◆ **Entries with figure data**
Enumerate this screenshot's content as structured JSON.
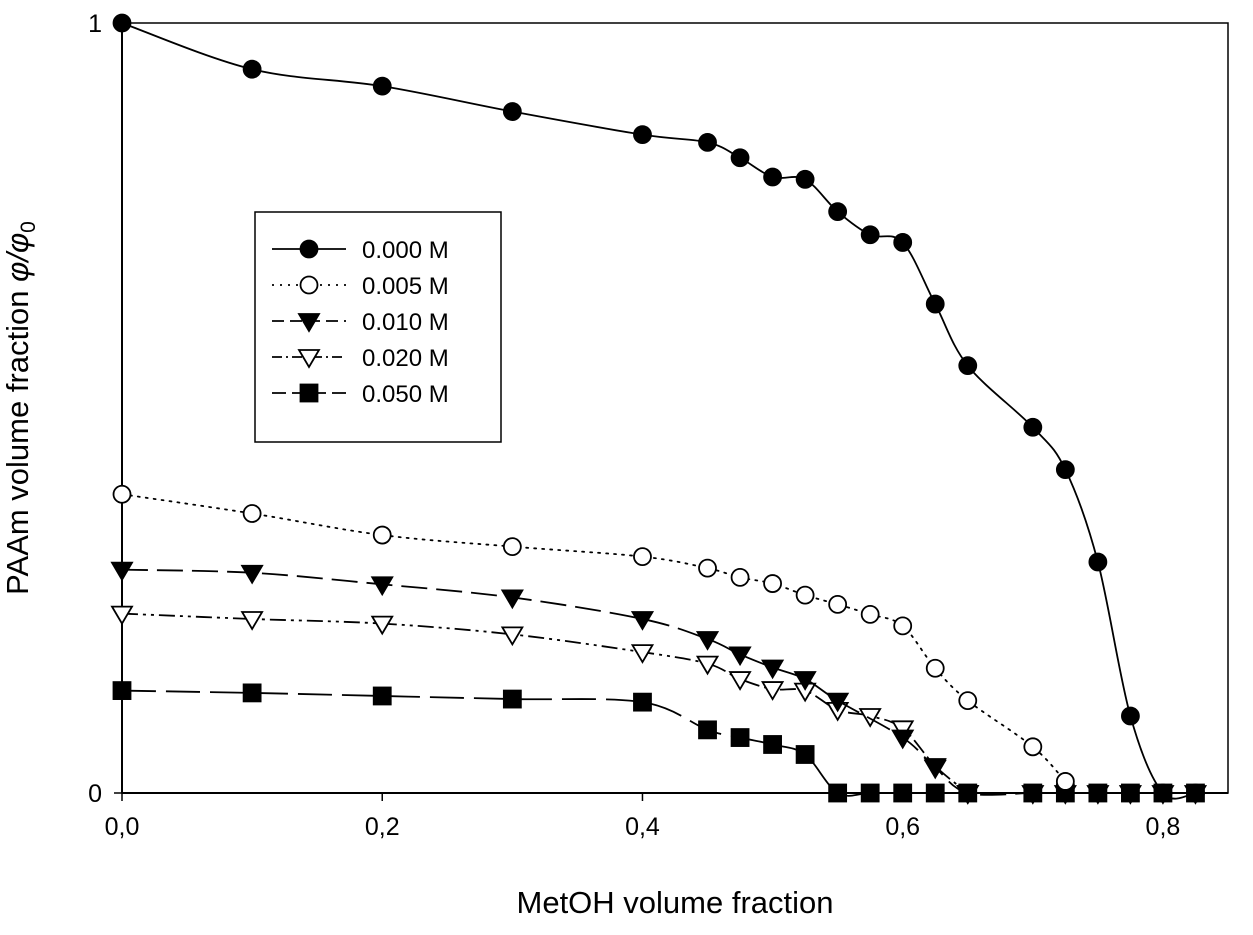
{
  "chart_data": {
    "type": "line",
    "xlabel": "MetOH volume fraction",
    "ylabel_main": "PAAm volume fraction ",
    "ylabel_phi": "φ/φ",
    "ylabel_sub": "0",
    "xlim": [
      0,
      0.85
    ],
    "ylim": [
      0,
      1
    ],
    "x_ticks": [
      0,
      0.2,
      0.4,
      0.6,
      0.8
    ],
    "x_tick_labels": [
      "0,0",
      "0,2",
      "0,4",
      "0,6",
      "0,8"
    ],
    "y_ticks": [
      0,
      1
    ],
    "y_tick_labels": [
      "0",
      "1"
    ],
    "grid": false,
    "legend_position": "center-left",
    "series": [
      {
        "name": "0.000 M",
        "marker": "circle-filled",
        "line": "solid",
        "x": [
          0,
          0.1,
          0.2,
          0.3,
          0.4,
          0.45,
          0.475,
          0.5,
          0.525,
          0.55,
          0.575,
          0.6,
          0.625,
          0.65,
          0.7,
          0.725,
          0.75,
          0.775,
          0.8,
          0.825
        ],
        "y": [
          1.0,
          0.94,
          0.918,
          0.885,
          0.855,
          0.845,
          0.825,
          0.8,
          0.797,
          0.755,
          0.725,
          0.715,
          0.635,
          0.555,
          0.475,
          0.42,
          0.3,
          0.1,
          0.0,
          0.0
        ]
      },
      {
        "name": "0.005 M",
        "marker": "circle-open",
        "line": "dotted",
        "x": [
          0,
          0.1,
          0.2,
          0.3,
          0.4,
          0.45,
          0.475,
          0.5,
          0.525,
          0.55,
          0.575,
          0.6,
          0.625,
          0.65,
          0.7,
          0.725
        ],
        "y": [
          0.388,
          0.363,
          0.335,
          0.32,
          0.307,
          0.292,
          0.28,
          0.272,
          0.257,
          0.245,
          0.232,
          0.217,
          0.162,
          0.12,
          0.06,
          0.015
        ]
      },
      {
        "name": "0.010 M",
        "marker": "triangle-down-filled",
        "line": "dashed",
        "x": [
          0,
          0.1,
          0.2,
          0.3,
          0.4,
          0.45,
          0.475,
          0.5,
          0.525,
          0.55,
          0.6,
          0.625,
          0.65,
          0.7,
          0.725,
          0.75,
          0.775,
          0.8,
          0.825
        ],
        "y": [
          0.29,
          0.286,
          0.271,
          0.254,
          0.226,
          0.2,
          0.18,
          0.163,
          0.148,
          0.12,
          0.072,
          0.033,
          0.0,
          0.0,
          0.0,
          0.0,
          0.0,
          0.0,
          0.0
        ]
      },
      {
        "name": "0.020 M",
        "marker": "triangle-down-open",
        "line": "dash-dot-dot",
        "x": [
          0,
          0.1,
          0.2,
          0.3,
          0.4,
          0.45,
          0.475,
          0.5,
          0.525,
          0.55,
          0.575,
          0.6,
          0.625,
          0.65
        ],
        "y": [
          0.233,
          0.226,
          0.22,
          0.206,
          0.183,
          0.168,
          0.148,
          0.135,
          0.133,
          0.108,
          0.1,
          0.084,
          0.035,
          0.0
        ]
      },
      {
        "name": "0.050 M",
        "marker": "square-filled",
        "line": "long-dash",
        "x": [
          0,
          0.1,
          0.2,
          0.3,
          0.4,
          0.45,
          0.475,
          0.5,
          0.525,
          0.55,
          0.575,
          0.6,
          0.625,
          0.65,
          0.7,
          0.725,
          0.75,
          0.775,
          0.8,
          0.825
        ],
        "y": [
          0.133,
          0.13,
          0.126,
          0.122,
          0.118,
          0.082,
          0.072,
          0.063,
          0.05,
          0.0,
          0.0,
          0.0,
          0.0,
          0.0,
          0.0,
          0.0,
          0.0,
          0.0,
          0.0,
          0.0
        ]
      }
    ]
  }
}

◆ **WHAT IS NEEDED**
Each entry above should be reproduced exactly, with the pictures removed.

◆ **TASK ANSWER**
Enumerate this screenshot's content as structured JSON.
{
  "chart_data": {
    "type": "line",
    "xlabel": "MetOH volume fraction",
    "ylabel_main": "PAAm volume fraction ",
    "ylabel_phi": "φ/φ",
    "ylabel_sub": "0",
    "xlim": [
      0,
      0.85
    ],
    "ylim": [
      0,
      1
    ],
    "x_ticks": [
      0,
      0.2,
      0.4,
      0.6,
      0.8
    ],
    "x_tick_labels": [
      "0,0",
      "0,2",
      "0,4",
      "0,6",
      "0,8"
    ],
    "y_ticks": [
      0,
      1
    ],
    "y_tick_labels": [
      "0",
      "1"
    ],
    "grid": false,
    "legend_position": "center-left",
    "series": [
      {
        "name": "0.000 M",
        "marker": "circle-filled",
        "line": "solid",
        "x": [
          0,
          0.1,
          0.2,
          0.3,
          0.4,
          0.45,
          0.475,
          0.5,
          0.525,
          0.55,
          0.575,
          0.6,
          0.625,
          0.65,
          0.7,
          0.725,
          0.75,
          0.775,
          0.8,
          0.825
        ],
        "y": [
          1.0,
          0.94,
          0.918,
          0.885,
          0.855,
          0.845,
          0.825,
          0.8,
          0.797,
          0.755,
          0.725,
          0.715,
          0.635,
          0.555,
          0.475,
          0.42,
          0.3,
          0.1,
          0.0,
          0.0
        ]
      },
      {
        "name": "0.005 M",
        "marker": "circle-open",
        "line": "dotted",
        "x": [
          0,
          0.1,
          0.2,
          0.3,
          0.4,
          0.45,
          0.475,
          0.5,
          0.525,
          0.55,
          0.575,
          0.6,
          0.625,
          0.65,
          0.7,
          0.725
        ],
        "y": [
          0.388,
          0.363,
          0.335,
          0.32,
          0.307,
          0.292,
          0.28,
          0.272,
          0.257,
          0.245,
          0.232,
          0.217,
          0.162,
          0.12,
          0.06,
          0.015
        ]
      },
      {
        "name": "0.010 M",
        "marker": "triangle-down-filled",
        "line": "dashed",
        "x": [
          0,
          0.1,
          0.2,
          0.3,
          0.4,
          0.45,
          0.475,
          0.5,
          0.525,
          0.55,
          0.6,
          0.625,
          0.65,
          0.7,
          0.725,
          0.75,
          0.775,
          0.8,
          0.825
        ],
        "y": [
          0.29,
          0.286,
          0.271,
          0.254,
          0.226,
          0.2,
          0.18,
          0.163,
          0.148,
          0.12,
          0.072,
          0.033,
          0.0,
          0.0,
          0.0,
          0.0,
          0.0,
          0.0,
          0.0
        ]
      },
      {
        "name": "0.020 M",
        "marker": "triangle-down-open",
        "line": "dash-dot-dot",
        "x": [
          0,
          0.1,
          0.2,
          0.3,
          0.4,
          0.45,
          0.475,
          0.5,
          0.525,
          0.55,
          0.575,
          0.6,
          0.625,
          0.65
        ],
        "y": [
          0.233,
          0.226,
          0.22,
          0.206,
          0.183,
          0.168,
          0.148,
          0.135,
          0.133,
          0.108,
          0.1,
          0.084,
          0.035,
          0.0
        ]
      },
      {
        "name": "0.050 M",
        "marker": "square-filled",
        "line": "long-dash",
        "x": [
          0,
          0.1,
          0.2,
          0.3,
          0.4,
          0.45,
          0.475,
          0.5,
          0.525,
          0.55,
          0.575,
          0.6,
          0.625,
          0.65,
          0.7,
          0.725,
          0.75,
          0.775,
          0.8,
          0.825
        ],
        "y": [
          0.133,
          0.13,
          0.126,
          0.122,
          0.118,
          0.082,
          0.072,
          0.063,
          0.05,
          0.0,
          0.0,
          0.0,
          0.0,
          0.0,
          0.0,
          0.0,
          0.0,
          0.0,
          0.0,
          0.0
        ]
      }
    ]
  }
}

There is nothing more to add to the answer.